**TASK GOAL**.
Print everything from the line containing "List app elements" down to the line containing "staticText: @一起发力我: [470, 1372, 636, 1410]", and leave out any picture.

**MATERIAL FOR THIS TASK**.
-- BEGIN --
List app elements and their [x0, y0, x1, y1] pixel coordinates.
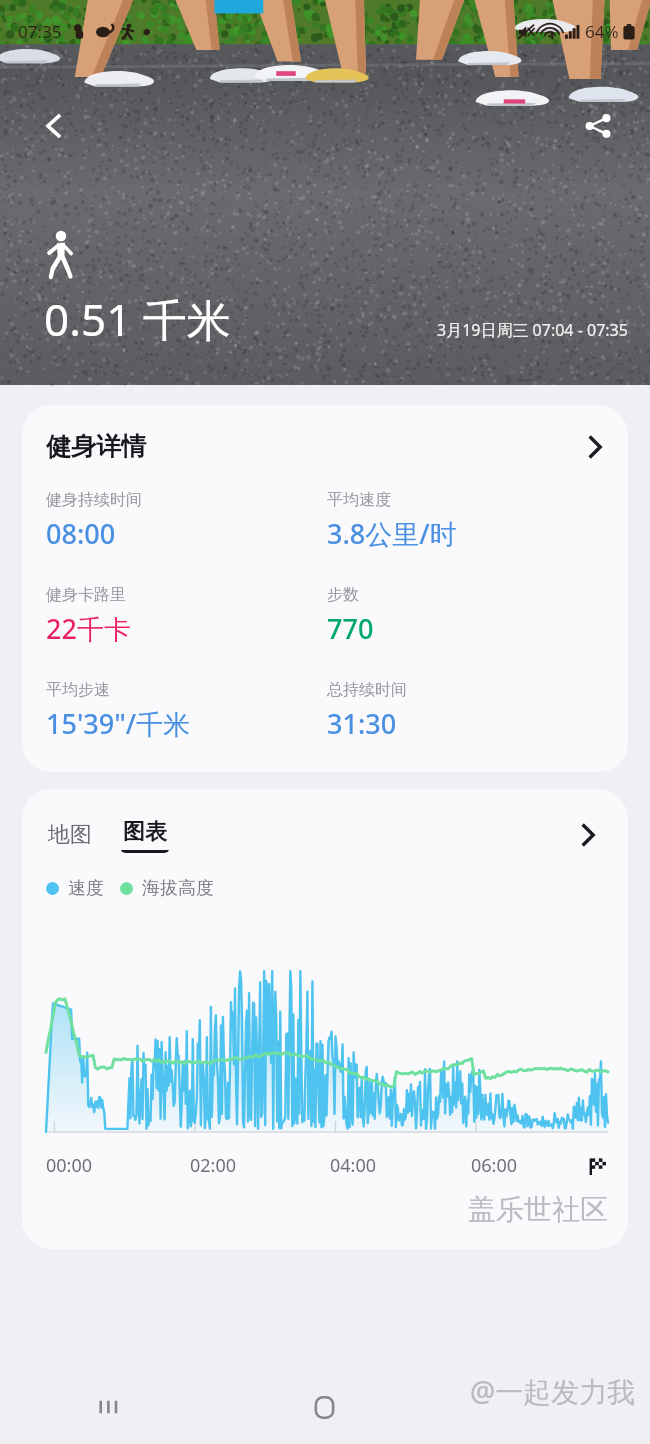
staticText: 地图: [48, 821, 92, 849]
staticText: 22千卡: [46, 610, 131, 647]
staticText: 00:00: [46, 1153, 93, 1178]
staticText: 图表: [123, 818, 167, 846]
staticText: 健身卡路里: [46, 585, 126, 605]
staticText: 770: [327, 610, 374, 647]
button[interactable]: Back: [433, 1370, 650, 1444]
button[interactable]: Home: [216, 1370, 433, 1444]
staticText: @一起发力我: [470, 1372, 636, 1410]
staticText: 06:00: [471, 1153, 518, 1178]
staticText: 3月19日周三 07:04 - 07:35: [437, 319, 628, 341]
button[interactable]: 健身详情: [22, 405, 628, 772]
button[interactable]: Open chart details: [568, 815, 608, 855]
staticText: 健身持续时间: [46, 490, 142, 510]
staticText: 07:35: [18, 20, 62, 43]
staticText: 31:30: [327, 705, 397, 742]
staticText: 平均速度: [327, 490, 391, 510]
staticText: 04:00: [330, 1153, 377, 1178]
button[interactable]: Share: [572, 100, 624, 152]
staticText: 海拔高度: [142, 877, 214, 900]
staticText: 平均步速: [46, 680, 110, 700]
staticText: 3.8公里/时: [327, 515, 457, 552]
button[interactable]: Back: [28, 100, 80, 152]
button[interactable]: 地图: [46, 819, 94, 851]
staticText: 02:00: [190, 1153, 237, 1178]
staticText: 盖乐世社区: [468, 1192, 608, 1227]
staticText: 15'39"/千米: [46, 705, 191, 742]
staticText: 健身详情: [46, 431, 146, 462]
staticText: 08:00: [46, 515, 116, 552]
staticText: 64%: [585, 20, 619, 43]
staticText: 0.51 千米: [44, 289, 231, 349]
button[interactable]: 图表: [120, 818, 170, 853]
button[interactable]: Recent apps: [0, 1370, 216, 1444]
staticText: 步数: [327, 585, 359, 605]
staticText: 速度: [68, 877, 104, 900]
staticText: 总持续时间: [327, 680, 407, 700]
-- END --
-- BEGIN --
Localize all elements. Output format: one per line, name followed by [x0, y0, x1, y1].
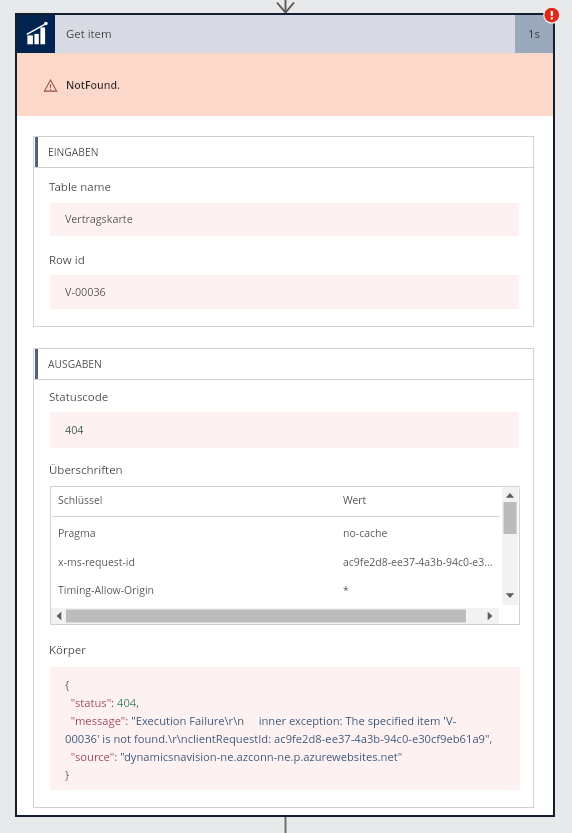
-- END --
**RESPONSE TO THE EXERCISE**.
List app elements and their [x0, y0, x1, y1] pixel coordinates.
staticText: 地图: [48, 821, 92, 849]
staticText: 22千卡: [46, 610, 131, 647]
staticText: 00:00: [46, 1153, 93, 1178]
staticText: 图表: [123, 818, 167, 846]
staticText: 健身卡路里: [46, 585, 126, 605]
staticText: 770: [327, 610, 374, 647]
button[interactable]: Back: [433, 1370, 650, 1444]
button[interactable]: Home: [216, 1370, 433, 1444]
staticText: @一起发力我: [470, 1372, 636, 1410]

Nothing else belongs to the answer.